Goal - Gather all lines with "JSON" from the records.

Input rows -
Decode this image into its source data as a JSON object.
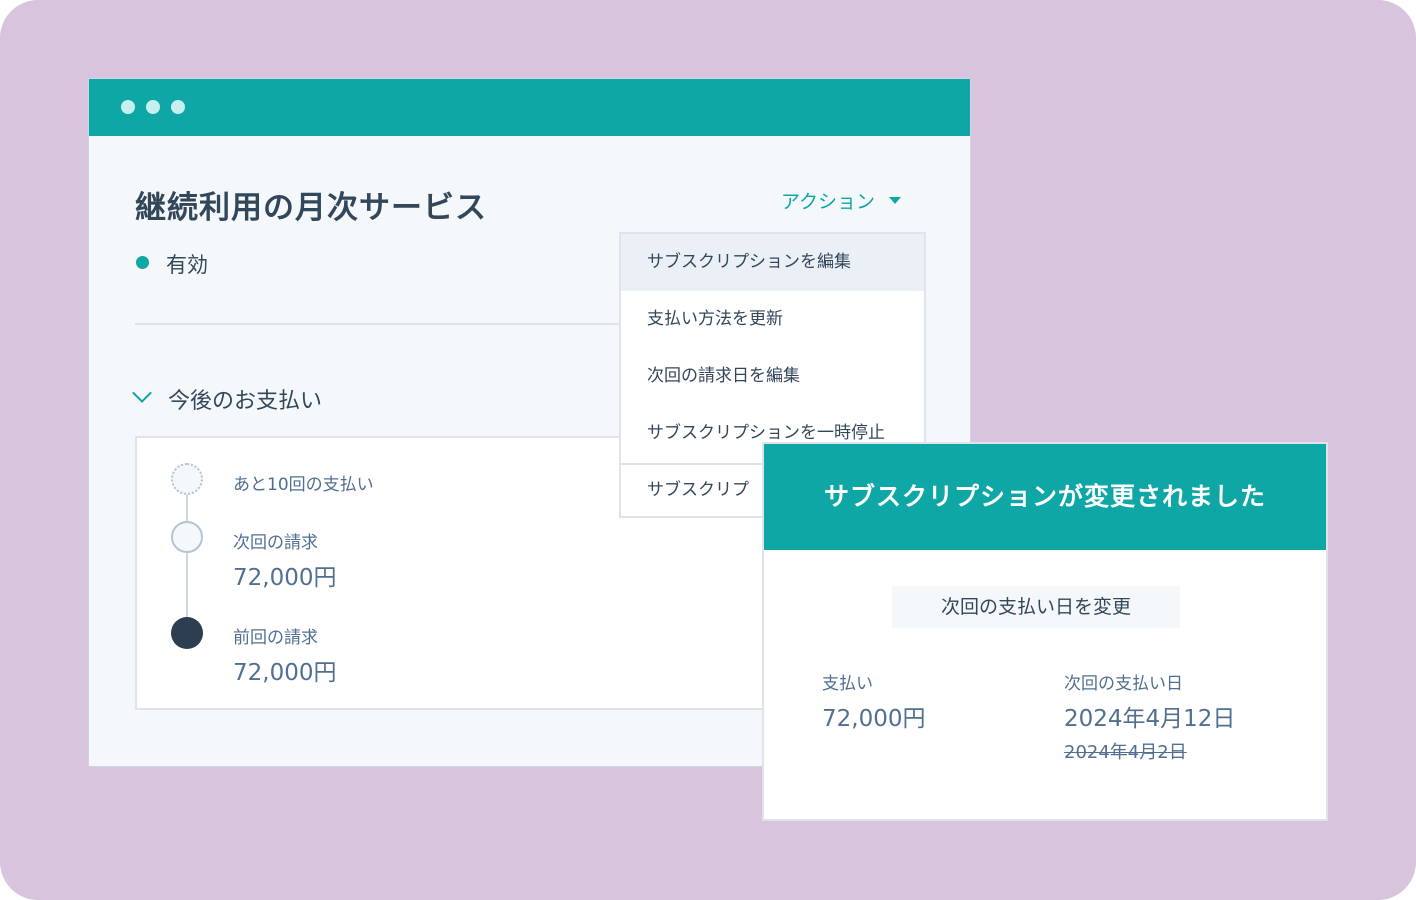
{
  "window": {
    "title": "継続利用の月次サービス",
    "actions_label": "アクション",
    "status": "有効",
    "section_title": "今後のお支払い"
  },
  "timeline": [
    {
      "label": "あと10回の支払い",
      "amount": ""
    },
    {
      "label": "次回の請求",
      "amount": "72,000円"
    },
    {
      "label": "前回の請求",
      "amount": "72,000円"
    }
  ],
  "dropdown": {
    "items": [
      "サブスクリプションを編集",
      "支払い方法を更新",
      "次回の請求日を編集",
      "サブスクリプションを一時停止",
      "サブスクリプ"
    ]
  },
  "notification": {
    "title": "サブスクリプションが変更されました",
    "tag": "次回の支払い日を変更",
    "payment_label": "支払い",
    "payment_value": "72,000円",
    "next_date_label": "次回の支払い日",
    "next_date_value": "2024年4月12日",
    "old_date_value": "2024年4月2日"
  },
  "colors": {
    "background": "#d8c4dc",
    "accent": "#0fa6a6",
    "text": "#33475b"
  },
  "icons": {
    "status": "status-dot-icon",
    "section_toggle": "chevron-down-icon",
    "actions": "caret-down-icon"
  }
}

---

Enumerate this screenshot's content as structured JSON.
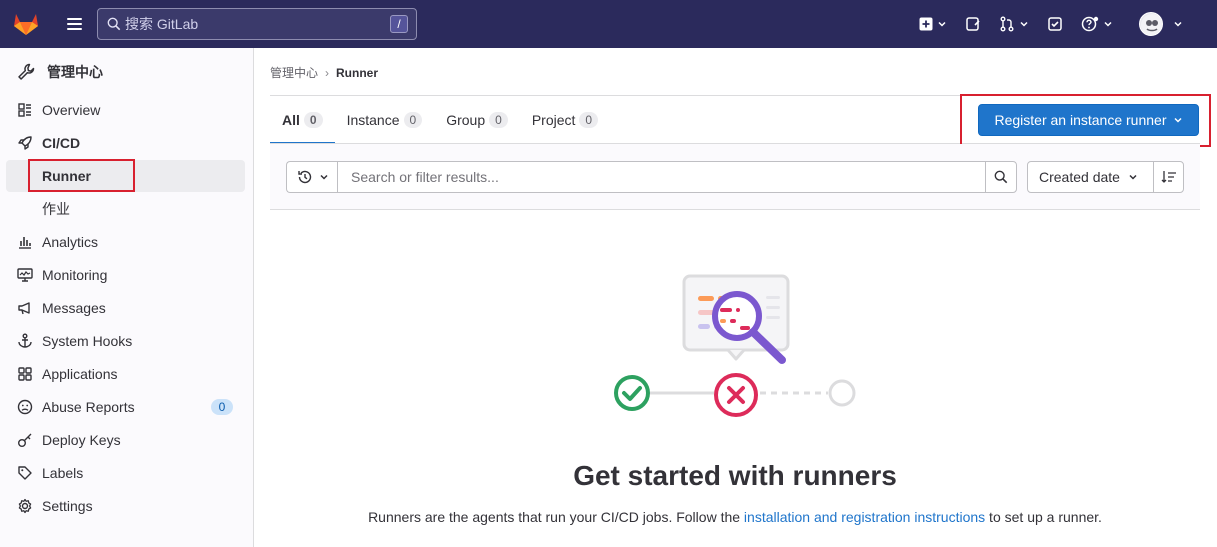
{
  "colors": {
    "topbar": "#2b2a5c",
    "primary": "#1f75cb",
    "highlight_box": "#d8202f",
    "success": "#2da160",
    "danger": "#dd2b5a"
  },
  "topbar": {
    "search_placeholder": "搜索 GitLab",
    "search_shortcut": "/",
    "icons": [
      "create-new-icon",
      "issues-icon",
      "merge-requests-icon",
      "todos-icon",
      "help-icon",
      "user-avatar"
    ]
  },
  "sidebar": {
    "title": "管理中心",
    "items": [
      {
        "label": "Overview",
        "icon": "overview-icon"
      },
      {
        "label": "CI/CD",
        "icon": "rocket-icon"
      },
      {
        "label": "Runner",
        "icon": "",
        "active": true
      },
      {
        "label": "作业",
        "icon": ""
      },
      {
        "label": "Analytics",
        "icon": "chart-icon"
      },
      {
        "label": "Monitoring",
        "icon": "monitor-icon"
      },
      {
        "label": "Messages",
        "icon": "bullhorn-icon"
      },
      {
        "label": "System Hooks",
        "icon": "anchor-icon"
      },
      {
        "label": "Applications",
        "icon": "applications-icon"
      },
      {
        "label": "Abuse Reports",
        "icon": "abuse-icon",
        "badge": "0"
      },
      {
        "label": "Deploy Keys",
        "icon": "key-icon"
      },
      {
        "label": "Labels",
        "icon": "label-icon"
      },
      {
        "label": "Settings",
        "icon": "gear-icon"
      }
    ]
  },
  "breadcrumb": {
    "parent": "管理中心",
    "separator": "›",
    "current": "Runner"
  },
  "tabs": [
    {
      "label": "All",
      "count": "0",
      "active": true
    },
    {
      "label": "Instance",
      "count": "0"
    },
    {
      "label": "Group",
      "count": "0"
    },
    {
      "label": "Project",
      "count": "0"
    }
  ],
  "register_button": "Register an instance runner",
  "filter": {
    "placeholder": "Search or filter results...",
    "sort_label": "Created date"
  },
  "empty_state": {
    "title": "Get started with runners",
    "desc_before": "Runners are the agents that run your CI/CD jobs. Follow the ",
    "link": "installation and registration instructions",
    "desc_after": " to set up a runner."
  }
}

Exercise solution -
Decode this image into its source data as a JSON object.
Enumerate this screenshot's content as structured JSON.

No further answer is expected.